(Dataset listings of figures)
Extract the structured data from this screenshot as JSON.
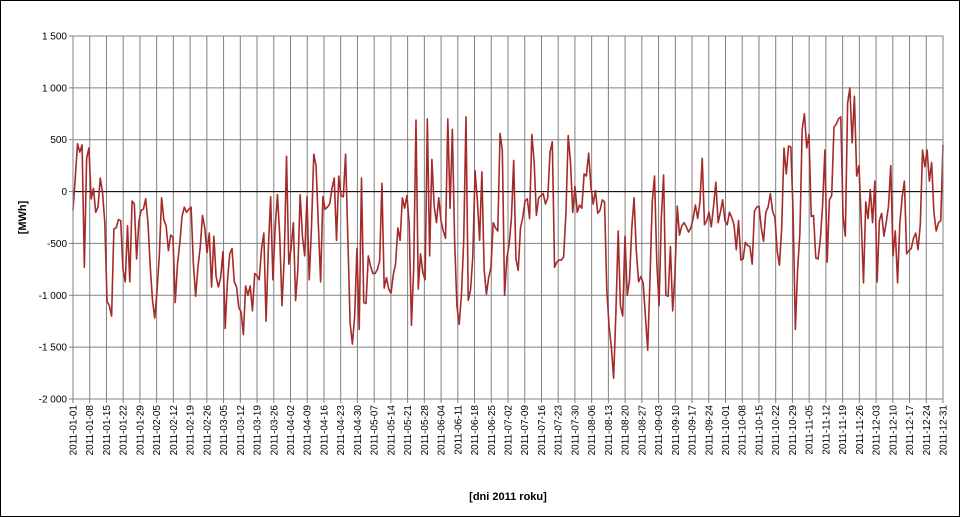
{
  "chart_data": {
    "type": "line",
    "title": "",
    "xlabel": "[dni 2011  roku]",
    "ylabel": "[MWh]",
    "ylim": [
      -2000,
      1500
    ],
    "y_ticks": [
      1500,
      1000,
      500,
      0,
      -500,
      -1000,
      -1500,
      -2000
    ],
    "y_tick_labels": [
      "1 500",
      "1 000",
      "500",
      "0",
      "-500",
      "-1 000",
      "-1 500",
      "-2 000"
    ],
    "grid": true,
    "legend": "none",
    "x_start": "2011-01-01",
    "x_end": "2011-12-31",
    "x_tick_labels": [
      "2011-01-01",
      "2011-01-08",
      "2011-01-15",
      "2011-01-22",
      "2011-01-29",
      "2011-02-05",
      "2011-02-12",
      "2011-02-19",
      "2011-02-26",
      "2011-03-05",
      "2011-03-12",
      "2011-03-19",
      "2011-03-26",
      "2011-04-02",
      "2011-04-09",
      "2011-04-16",
      "2011-04-23",
      "2011-04-30",
      "2011-05-07",
      "2011-05-14",
      "2011-05-21",
      "2011-05-28",
      "2011-06-04",
      "2011-06-11",
      "2011-06-18",
      "2011-06-25",
      "2011-07-02",
      "2011-07-09",
      "2011-07-16",
      "2011-07-23",
      "2011-07-30",
      "2011-08-06",
      "2011-08-13",
      "2011-08-20",
      "2011-08-27",
      "2011-09-03",
      "2011-09-10",
      "2011-09-17",
      "2011-09-24",
      "2011-10-01",
      "2011-10-08",
      "2011-10-15",
      "2011-10-22",
      "2011-10-29",
      "2011-11-05",
      "2011-11-12",
      "2011-11-19",
      "2011-11-26",
      "2011-12-03",
      "2011-12-10",
      "2011-12-17",
      "2011-12-24",
      "2011-12-31"
    ],
    "series": [
      {
        "color": "#a52a2a",
        "values": [
          -180,
          130,
          460,
          380,
          450,
          -730,
          320,
          420,
          -70,
          30,
          -200,
          -150,
          130,
          -10,
          -300,
          -1060,
          -1100,
          -1200,
          -360,
          -350,
          -270,
          -280,
          -750,
          -870,
          -330,
          -870,
          -90,
          -120,
          -650,
          -290,
          -180,
          -170,
          -70,
          -300,
          -720,
          -1050,
          -1220,
          -950,
          -620,
          -60,
          -270,
          -330,
          -570,
          -420,
          -440,
          -1070,
          -700,
          -500,
          -240,
          -150,
          -200,
          -170,
          -150,
          -700,
          -1010,
          -730,
          -540,
          -230,
          -350,
          -590,
          -400,
          -920,
          -430,
          -820,
          -920,
          -830,
          -580,
          -1320,
          -860,
          -600,
          -550,
          -870,
          -920,
          -1120,
          -1160,
          -1380,
          -910,
          -1000,
          -910,
          -1150,
          -790,
          -810,
          -850,
          -550,
          -400,
          -1250,
          -550,
          -50,
          -850,
          -350,
          -30,
          -420,
          -1100,
          -640,
          340,
          -700,
          -550,
          -300,
          -1050,
          -750,
          -30,
          -430,
          -620,
          -50,
          -850,
          -340,
          360,
          250,
          -310,
          -870,
          -50,
          -170,
          -150,
          -120,
          30,
          130,
          -470,
          150,
          -40,
          -50,
          360,
          -460,
          -1270,
          -1470,
          -1200,
          -550,
          -1330,
          130,
          -1070,
          -1080,
          -620,
          -720,
          -790,
          -790,
          -750,
          -670,
          80,
          -930,
          -830,
          -940,
          -980,
          -800,
          -700,
          -350,
          -470,
          -60,
          -160,
          -40,
          -310,
          -1290,
          -720,
          690,
          -940,
          -600,
          -780,
          -850,
          700,
          -620,
          310,
          -140,
          -300,
          -60,
          -280,
          -380,
          -450,
          700,
          -160,
          600,
          -470,
          -1100,
          -1280,
          -1000,
          -480,
          720,
          -1050,
          -950,
          -630,
          200,
          -80,
          -470,
          190,
          -750,
          -990,
          -830,
          -730,
          -300,
          -350,
          -380,
          560,
          400,
          -1000,
          -640,
          -510,
          -260,
          300,
          -650,
          -760,
          -350,
          -250,
          -90,
          -70,
          -260,
          550,
          290,
          -230,
          -60,
          -40,
          -20,
          -120,
          -60,
          380,
          480,
          -730,
          -680,
          -660,
          -660,
          -630,
          -210,
          540,
          290,
          -200,
          50,
          -200,
          -130,
          -160,
          170,
          150,
          370,
          50,
          -120,
          10,
          -210,
          -180,
          -80,
          -100,
          -950,
          -1300,
          -1500,
          -1800,
          -1170,
          -380,
          -1100,
          -1200,
          -430,
          -1000,
          -850,
          -350,
          -60,
          -580,
          -870,
          -820,
          -880,
          -1200,
          -1530,
          -850,
          -100,
          150,
          -680,
          -1100,
          -250,
          160,
          -1000,
          -1010,
          -530,
          -1150,
          -800,
          -140,
          -420,
          -330,
          -300,
          -340,
          -390,
          -350,
          -260,
          -130,
          -260,
          -100,
          320,
          -320,
          -280,
          -200,
          -340,
          -140,
          90,
          -300,
          -200,
          -80,
          -280,
          -320,
          -200,
          -250,
          -320,
          -560,
          -280,
          -660,
          -650,
          -490,
          -520,
          -530,
          -700,
          -190,
          -150,
          -140,
          -350,
          -480,
          -200,
          -150,
          -20,
          -190,
          -250,
          -570,
          -710,
          -350,
          420,
          170,
          440,
          430,
          -190,
          -1330,
          -750,
          -400,
          600,
          750,
          420,
          550,
          -240,
          -230,
          -640,
          -650,
          -460,
          -130,
          400,
          -680,
          -80,
          -40,
          620,
          650,
          700,
          720,
          -240,
          -430,
          850,
          1000,
          470,
          920,
          150,
          250,
          -280,
          -880,
          -100,
          -260,
          20,
          -300,
          100,
          -870,
          -280,
          -210,
          -430,
          -300,
          -140,
          250,
          -620,
          -380,
          -880,
          -300,
          -60,
          100,
          -600,
          -570,
          -550,
          -450,
          -400,
          -560,
          -320,
          400,
          240,
          400,
          100,
          280,
          -200,
          -380,
          -300,
          -280,
          450
        ]
      }
    ]
  }
}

> **REQUIRED WORK**
Pictures in the records above should not be copied. Repeat everything else exactly.

> **TASK SOLUTION**
Extract the structured data from this screenshot as JSON.
{
  "chart_data": {
    "type": "line",
    "title": "",
    "xlabel": "[dni 2011  roku]",
    "ylabel": "[MWh]",
    "ylim": [
      -2000,
      1500
    ],
    "y_ticks": [
      1500,
      1000,
      500,
      0,
      -500,
      -1000,
      -1500,
      -2000
    ],
    "y_tick_labels": [
      "1 500",
      "1 000",
      "500",
      "0",
      "-500",
      "-1 000",
      "-1 500",
      "-2 000"
    ],
    "grid": true,
    "legend": "none",
    "x_start": "2011-01-01",
    "x_end": "2011-12-31",
    "x_tick_labels": [
      "2011-01-01",
      "2011-01-08",
      "2011-01-15",
      "2011-01-22",
      "2011-01-29",
      "2011-02-05",
      "2011-02-12",
      "2011-02-19",
      "2011-02-26",
      "2011-03-05",
      "2011-03-12",
      "2011-03-19",
      "2011-03-26",
      "2011-04-02",
      "2011-04-09",
      "2011-04-16",
      "2011-04-23",
      "2011-04-30",
      "2011-05-07",
      "2011-05-14",
      "2011-05-21",
      "2011-05-28",
      "2011-06-04",
      "2011-06-11",
      "2011-06-18",
      "2011-06-25",
      "2011-07-02",
      "2011-07-09",
      "2011-07-16",
      "2011-07-23",
      "2011-07-30",
      "2011-08-06",
      "2011-08-13",
      "2011-08-20",
      "2011-08-27",
      "2011-09-03",
      "2011-09-10",
      "2011-09-17",
      "2011-09-24",
      "2011-10-01",
      "2011-10-08",
      "2011-10-15",
      "2011-10-22",
      "2011-10-29",
      "2011-11-05",
      "2011-11-12",
      "2011-11-19",
      "2011-11-26",
      "2011-12-03",
      "2011-12-10",
      "2011-12-17",
      "2011-12-24",
      "2011-12-31"
    ],
    "series": [
      {
        "color": "#a52a2a",
        "values": [
          -180,
          130,
          460,
          380,
          450,
          -730,
          320,
          420,
          -70,
          30,
          -200,
          -150,
          130,
          -10,
          -300,
          -1060,
          -1100,
          -1200,
          -360,
          -350,
          -270,
          -280,
          -750,
          -870,
          -330,
          -870,
          -90,
          -120,
          -650,
          -290,
          -180,
          -170,
          -70,
          -300,
          -720,
          -1050,
          -1220,
          -950,
          -620,
          -60,
          -270,
          -330,
          -570,
          -420,
          -440,
          -1070,
          -700,
          -500,
          -240,
          -150,
          -200,
          -170,
          -150,
          -700,
          -1010,
          -730,
          -540,
          -230,
          -350,
          -590,
          -400,
          -920,
          -430,
          -820,
          -920,
          -830,
          -580,
          -1320,
          -860,
          -600,
          -550,
          -870,
          -920,
          -1120,
          -1160,
          -1380,
          -910,
          -1000,
          -910,
          -1150,
          -790,
          -810,
          -850,
          -550,
          -400,
          -1250,
          -550,
          -50,
          -850,
          -350,
          -30,
          -420,
          -1100,
          -640,
          340,
          -700,
          -550,
          -300,
          -1050,
          -750,
          -30,
          -430,
          -620,
          -50,
          -850,
          -340,
          360,
          250,
          -310,
          -870,
          -50,
          -170,
          -150,
          -120,
          30,
          130,
          -470,
          150,
          -40,
          -50,
          360,
          -460,
          -1270,
          -1470,
          -1200,
          -550,
          -1330,
          130,
          -1070,
          -1080,
          -620,
          -720,
          -790,
          -790,
          -750,
          -670,
          80,
          -930,
          -830,
          -940,
          -980,
          -800,
          -700,
          -350,
          -470,
          -60,
          -160,
          -40,
          -310,
          -1290,
          -720,
          690,
          -940,
          -600,
          -780,
          -850,
          700,
          -620,
          310,
          -140,
          -300,
          -60,
          -280,
          -380,
          -450,
          700,
          -160,
          600,
          -470,
          -1100,
          -1280,
          -1000,
          -480,
          720,
          -1050,
          -950,
          -630,
          200,
          -80,
          -470,
          190,
          -750,
          -990,
          -830,
          -730,
          -300,
          -350,
          -380,
          560,
          400,
          -1000,
          -640,
          -510,
          -260,
          300,
          -650,
          -760,
          -350,
          -250,
          -90,
          -70,
          -260,
          550,
          290,
          -230,
          -60,
          -40,
          -20,
          -120,
          -60,
          380,
          480,
          -730,
          -680,
          -660,
          -660,
          -630,
          -210,
          540,
          290,
          -200,
          50,
          -200,
          -130,
          -160,
          170,
          150,
          370,
          50,
          -120,
          10,
          -210,
          -180,
          -80,
          -100,
          -950,
          -1300,
          -1500,
          -1800,
          -1170,
          -380,
          -1100,
          -1200,
          -430,
          -1000,
          -850,
          -350,
          -60,
          -580,
          -870,
          -820,
          -880,
          -1200,
          -1530,
          -850,
          -100,
          150,
          -680,
          -1100,
          -250,
          160,
          -1000,
          -1010,
          -530,
          -1150,
          -800,
          -140,
          -420,
          -330,
          -300,
          -340,
          -390,
          -350,
          -260,
          -130,
          -260,
          -100,
          320,
          -320,
          -280,
          -200,
          -340,
          -140,
          90,
          -300,
          -200,
          -80,
          -280,
          -320,
          -200,
          -250,
          -320,
          -560,
          -280,
          -660,
          -650,
          -490,
          -520,
          -530,
          -700,
          -190,
          -150,
          -140,
          -350,
          -480,
          -200,
          -150,
          -20,
          -190,
          -250,
          -570,
          -710,
          -350,
          420,
          170,
          440,
          430,
          -190,
          -1330,
          -750,
          -400,
          600,
          750,
          420,
          550,
          -240,
          -230,
          -640,
          -650,
          -460,
          -130,
          400,
          -680,
          -80,
          -40,
          620,
          650,
          700,
          720,
          -240,
          -430,
          850,
          1000,
          470,
          920,
          150,
          250,
          -280,
          -880,
          -100,
          -260,
          20,
          -300,
          100,
          -870,
          -280,
          -210,
          -430,
          -300,
          -140,
          250,
          -620,
          -380,
          -880,
          -300,
          -60,
          100,
          -600,
          -570,
          -550,
          -450,
          -400,
          -560,
          -320,
          400,
          240,
          400,
          100,
          280,
          -200,
          -380,
          -300,
          -280,
          450
        ]
      }
    ]
  }
}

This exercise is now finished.